## Job
Give back a single number, the count of lines containing the word "color".

* START Data for the task *

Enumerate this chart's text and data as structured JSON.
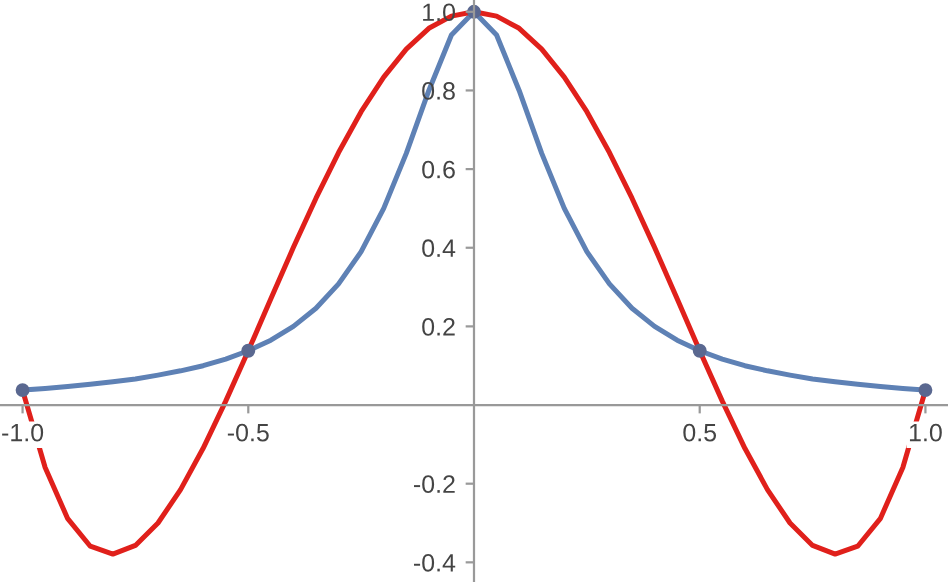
{
  "chart_data": {
    "type": "line",
    "xlim": [
      -1.05,
      1.05
    ],
    "ylim": [
      -0.45,
      1.03
    ],
    "xticks": [
      {
        "value": -1,
        "label": "-1.0"
      },
      -0.5,
      0.5,
      {
        "value": 1,
        "label": "1.0"
      }
    ],
    "yticks": [
      -0.4,
      -0.2,
      0.2,
      0.4,
      0.6,
      0.8,
      {
        "value": 1,
        "label": "1.0"
      }
    ],
    "grid": false,
    "legend": false,
    "series": [
      {
        "color": "#5e81b5",
        "marker": "none",
        "x": [
          -1,
          -0.95,
          -0.9,
          -0.85,
          -0.8,
          -0.75,
          -0.7,
          -0.65,
          -0.6,
          -0.55,
          -0.5,
          -0.45,
          -0.4,
          -0.35,
          -0.3,
          -0.25,
          -0.2,
          -0.15,
          -0.1,
          -0.05,
          0,
          0.05,
          0.1,
          0.15,
          0.2,
          0.25,
          0.3,
          0.35,
          0.4,
          0.45,
          0.5,
          0.55,
          0.6,
          0.65,
          0.7,
          0.75,
          0.8,
          0.85,
          0.9,
          0.95,
          1
        ],
        "values": [
          0.038,
          0.042,
          0.047,
          0.053,
          0.059,
          0.066,
          0.076,
          0.087,
          0.1,
          0.117,
          0.138,
          0.165,
          0.2,
          0.246,
          0.308,
          0.39,
          0.5,
          0.64,
          0.8,
          0.941,
          1,
          0.941,
          0.8,
          0.64,
          0.5,
          0.39,
          0.308,
          0.246,
          0.2,
          0.165,
          0.138,
          0.117,
          0.1,
          0.087,
          0.076,
          0.066,
          0.059,
          0.053,
          0.047,
          0.042,
          0.038
        ]
      },
      {
        "color": "#e0201b",
        "marker": "none",
        "x": [
          -1,
          -0.95,
          -0.9,
          -0.85,
          -0.8,
          -0.75,
          -0.7,
          -0.65,
          -0.6,
          -0.55,
          -0.5,
          -0.45,
          -0.4,
          -0.35,
          -0.3,
          -0.25,
          -0.2,
          -0.15,
          -0.1,
          -0.05,
          0,
          0.05,
          0.1,
          0.15,
          0.2,
          0.25,
          0.3,
          0.35,
          0.4,
          0.45,
          0.5,
          0.55,
          0.6,
          0.65,
          0.7,
          0.75,
          0.8,
          0.85,
          0.9,
          0.95,
          1
        ],
        "values": [
          0.038,
          -0.159,
          -0.289,
          -0.359,
          -0.379,
          -0.357,
          -0.3,
          -0.215,
          -0.11,
          0.01,
          0.138,
          0.27,
          0.401,
          0.526,
          0.642,
          0.746,
          0.834,
          0.905,
          0.958,
          0.989,
          1,
          0.989,
          0.958,
          0.905,
          0.834,
          0.746,
          0.642,
          0.526,
          0.401,
          0.27,
          0.138,
          0.01,
          -0.11,
          -0.215,
          -0.3,
          -0.357,
          -0.379,
          -0.359,
          -0.289,
          -0.159,
          0.038
        ]
      },
      {
        "type": "scatter",
        "color": "#5a6890",
        "marker": "circle",
        "x": [
          -1,
          -0.5,
          0,
          0.5,
          1
        ],
        "values": [
          0.038,
          0.138,
          1,
          0.138,
          0.038
        ]
      }
    ]
  }
}
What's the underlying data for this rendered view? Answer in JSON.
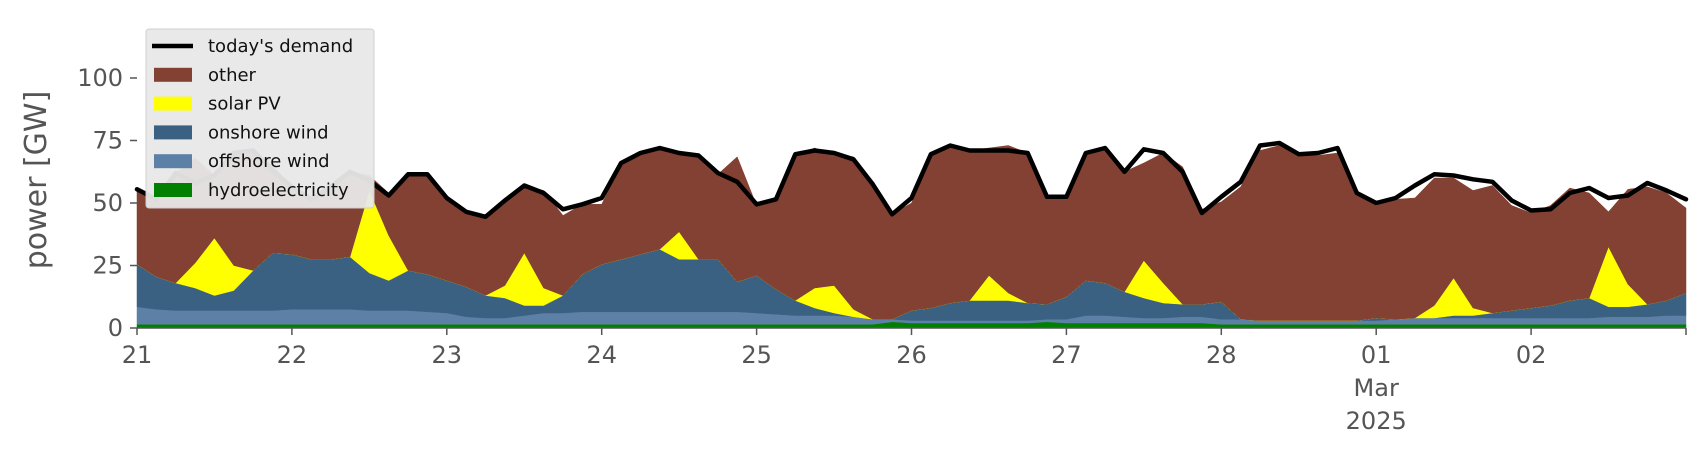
{
  "chart_data": {
    "type": "area",
    "title": "",
    "xlabel": "",
    "ylabel": "power [GW]",
    "ylim": [
      0,
      120
    ],
    "yticks": [
      0,
      25,
      50,
      75,
      100
    ],
    "xlim": [
      "2025-02-21T00:00",
      "2025-03-03T00:00"
    ],
    "x_tick_labels": [
      {
        "date": "2025-02-21",
        "label": "21"
      },
      {
        "date": "2025-02-22",
        "label": "22"
      },
      {
        "date": "2025-02-23",
        "label": "23"
      },
      {
        "date": "2025-02-24",
        "label": "24"
      },
      {
        "date": "2025-02-25",
        "label": "25"
      },
      {
        "date": "2025-02-26",
        "label": "26"
      },
      {
        "date": "2025-02-27",
        "label": "27"
      },
      {
        "date": "2025-02-28",
        "label": "28"
      },
      {
        "date": "2025-03-01",
        "label": "01"
      },
      {
        "date": "2025-03-02",
        "label": "02"
      },
      {
        "date": "2025-03-03",
        "label": ""
      }
    ],
    "x_sublabel": {
      "date": "2025-03-01",
      "month": "Mar",
      "year": "2025"
    },
    "legend_position": "top-left",
    "grid": false,
    "x": [
      "2025-02-21T00:00",
      "2025-02-21T03:00",
      "2025-02-21T06:00",
      "2025-02-21T09:00",
      "2025-02-21T12:00",
      "2025-02-21T15:00",
      "2025-02-21T18:00",
      "2025-02-21T21:00",
      "2025-02-22T00:00",
      "2025-02-22T03:00",
      "2025-02-22T06:00",
      "2025-02-22T09:00",
      "2025-02-22T12:00",
      "2025-02-22T15:00",
      "2025-02-22T18:00",
      "2025-02-22T21:00",
      "2025-02-23T00:00",
      "2025-02-23T03:00",
      "2025-02-23T06:00",
      "2025-02-23T09:00",
      "2025-02-23T12:00",
      "2025-02-23T15:00",
      "2025-02-23T18:00",
      "2025-02-23T21:00",
      "2025-02-24T00:00",
      "2025-02-24T03:00",
      "2025-02-24T06:00",
      "2025-02-24T09:00",
      "2025-02-24T12:00",
      "2025-02-24T15:00",
      "2025-02-24T18:00",
      "2025-02-24T21:00",
      "2025-02-25T00:00",
      "2025-02-25T03:00",
      "2025-02-25T06:00",
      "2025-02-25T09:00",
      "2025-02-25T12:00",
      "2025-02-25T15:00",
      "2025-02-25T18:00",
      "2025-02-25T21:00",
      "2025-02-26T00:00",
      "2025-02-26T03:00",
      "2025-02-26T06:00",
      "2025-02-26T09:00",
      "2025-02-26T12:00",
      "2025-02-26T15:00",
      "2025-02-26T18:00",
      "2025-02-26T21:00",
      "2025-02-27T00:00",
      "2025-02-27T03:00",
      "2025-02-27T06:00",
      "2025-02-27T09:00",
      "2025-02-27T12:00",
      "2025-02-27T15:00",
      "2025-02-27T18:00",
      "2025-02-27T21:00",
      "2025-02-28T00:00",
      "2025-02-28T03:00",
      "2025-02-28T06:00",
      "2025-02-28T09:00",
      "2025-02-28T12:00",
      "2025-02-28T15:00",
      "2025-02-28T18:00",
      "2025-02-28T21:00",
      "2025-03-01T00:00",
      "2025-03-01T03:00",
      "2025-03-01T06:00",
      "2025-03-01T09:00",
      "2025-03-01T12:00",
      "2025-03-01T15:00",
      "2025-03-01T18:00",
      "2025-03-01T21:00",
      "2025-03-02T00:00",
      "2025-03-02T03:00",
      "2025-03-02T06:00",
      "2025-03-02T09:00",
      "2025-03-02T12:00",
      "2025-03-02T15:00",
      "2025-03-02T18:00",
      "2025-03-02T21:00",
      "2025-03-03T00:00"
    ],
    "series": [
      {
        "name": "hydroelectricity",
        "color": "#008000",
        "kind": "stacked-area",
        "values": [
          1.5,
          1.5,
          1.5,
          1.5,
          1.5,
          1.5,
          1.5,
          1.5,
          1.5,
          1.5,
          1.5,
          1.5,
          1.5,
          1.5,
          1.5,
          1.5,
          1.5,
          1.5,
          1.5,
          1.5,
          1.5,
          1.5,
          1.5,
          1.5,
          1.5,
          1.5,
          1.5,
          1.5,
          1.5,
          1.5,
          1.5,
          1.5,
          1.5,
          1.5,
          1.5,
          1.5,
          1.5,
          1.5,
          1.5,
          2.5,
          2,
          2,
          2,
          2,
          2,
          2,
          2,
          2.5,
          2,
          2,
          2,
          2,
          2,
          2,
          2,
          2,
          1.5,
          1.5,
          1.5,
          1.5,
          1.5,
          1.5,
          1.5,
          1.5,
          1.5,
          1.5,
          1.5,
          1.5,
          1.5,
          1.5,
          1.5,
          1.5,
          1.5,
          1.5,
          1.5,
          1.5,
          1.5,
          1.5,
          1.5,
          1.5,
          1.5
        ]
      },
      {
        "name": "offshore wind",
        "color": "#5d81a6",
        "kind": "stacked-area",
        "values": [
          7,
          6,
          5.5,
          5.5,
          5.5,
          5.5,
          5.5,
          5.5,
          6,
          6,
          6,
          6,
          5.5,
          5.5,
          5.5,
          5,
          4.5,
          3,
          2.5,
          2.5,
          3.5,
          4.5,
          4.5,
          5,
          5,
          5,
          5,
          5,
          5,
          5,
          5,
          5,
          4.5,
          4,
          3.5,
          3.5,
          3.5,
          3,
          2,
          1,
          1,
          1,
          1,
          1,
          1,
          1,
          1,
          1,
          1.5,
          3,
          3,
          2.5,
          2,
          2,
          2.5,
          2.5,
          2,
          2,
          1.5,
          1.5,
          1.5,
          1.5,
          1.5,
          1.5,
          1.5,
          2,
          2.5,
          2.5,
          2.5,
          2.5,
          2.5,
          2.5,
          2.5,
          2.5,
          2.5,
          2.5,
          3,
          3,
          3,
          3.5,
          3.5
        ]
      },
      {
        "name": "onshore wind",
        "color": "#3b6182",
        "kind": "stacked-area",
        "values": [
          17,
          13,
          11,
          9,
          6,
          8,
          16,
          23,
          22,
          20,
          20,
          21,
          15,
          12,
          16,
          15,
          13,
          12,
          9,
          8,
          4,
          3,
          7,
          15,
          19,
          21,
          23,
          25,
          21,
          21,
          21,
          12,
          15,
          10,
          6,
          3,
          1,
          0,
          0,
          0,
          4,
          5,
          7,
          8,
          8,
          8,
          7,
          6,
          9,
          14,
          13,
          10,
          8,
          6,
          5,
          5,
          7,
          0,
          0,
          0,
          0,
          0,
          0,
          0,
          1,
          0,
          0,
          0,
          1,
          1,
          2,
          3,
          4,
          5,
          7,
          8,
          4,
          4,
          5,
          6,
          9
        ]
      },
      {
        "name": "solar PV",
        "color": "#ffff00",
        "kind": "stacked-area",
        "values": [
          0,
          0,
          0,
          10,
          23,
          10,
          0,
          0,
          0,
          0,
          0,
          0,
          33,
          18,
          0,
          0,
          0,
          0,
          0,
          5,
          21,
          7,
          0,
          0,
          0,
          0,
          0,
          0,
          11,
          0,
          0,
          0,
          0,
          0,
          0,
          8,
          11,
          3,
          0,
          0,
          0,
          0,
          0,
          0,
          10,
          3,
          0,
          0,
          0,
          0,
          0,
          0,
          15,
          8,
          0,
          0,
          0,
          0,
          0,
          0,
          0,
          0,
          0,
          0,
          0,
          0,
          0,
          5,
          15,
          3,
          0,
          0,
          0,
          0,
          0,
          0,
          24,
          9,
          0,
          0,
          0
        ]
      },
      {
        "name": "other",
        "color": "#824132",
        "kind": "stacked-area",
        "values": [
          30,
          31,
          44,
          42,
          25,
          45,
          48,
          35,
          27,
          24,
          29,
          34,
          6,
          17,
          38,
          40,
          33,
          30,
          31,
          35,
          27,
          39,
          32,
          28,
          24,
          38,
          40,
          40,
          31,
          41,
          34,
          50,
          28,
          37,
          58,
          56,
          52,
          61,
          55,
          42,
          43,
          61,
          63,
          60,
          51,
          59,
          60,
          43,
          39,
          51,
          54,
          48,
          39,
          52,
          55,
          38,
          40,
          53,
          68,
          70,
          66,
          66,
          67,
          51,
          45,
          48,
          48,
          51,
          40,
          47,
          51,
          42,
          38,
          40,
          45,
          42,
          14,
          38,
          47,
          43,
          34
        ]
      },
      {
        "name": "today's demand",
        "color": "#000000",
        "kind": "line",
        "values": [
          55.5,
          51.5,
          62,
          58,
          61,
          70,
          71,
          63,
          56.5,
          51.5,
          56.5,
          62.5,
          59,
          53,
          61.5,
          61.5,
          52,
          46.5,
          44.5,
          51,
          57,
          54,
          47.5,
          49.5,
          52,
          66,
          70,
          72,
          70,
          69,
          62,
          58.5,
          49.5,
          51.5,
          69.5,
          71,
          70,
          67.5,
          57.5,
          45.5,
          52,
          69.5,
          73,
          71,
          71,
          71,
          70,
          52.5,
          52.5,
          70,
          72,
          62.5,
          71.5,
          70,
          62.5,
          46,
          52.5,
          58.5,
          73,
          74,
          69.5,
          70,
          72,
          54,
          50,
          52,
          57,
          61.5,
          61,
          59.5,
          58.5,
          51,
          47,
          47.5,
          54,
          56,
          52,
          53,
          58,
          55,
          51.5
        ]
      }
    ]
  }
}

* END Data for the task *

## Complete response
9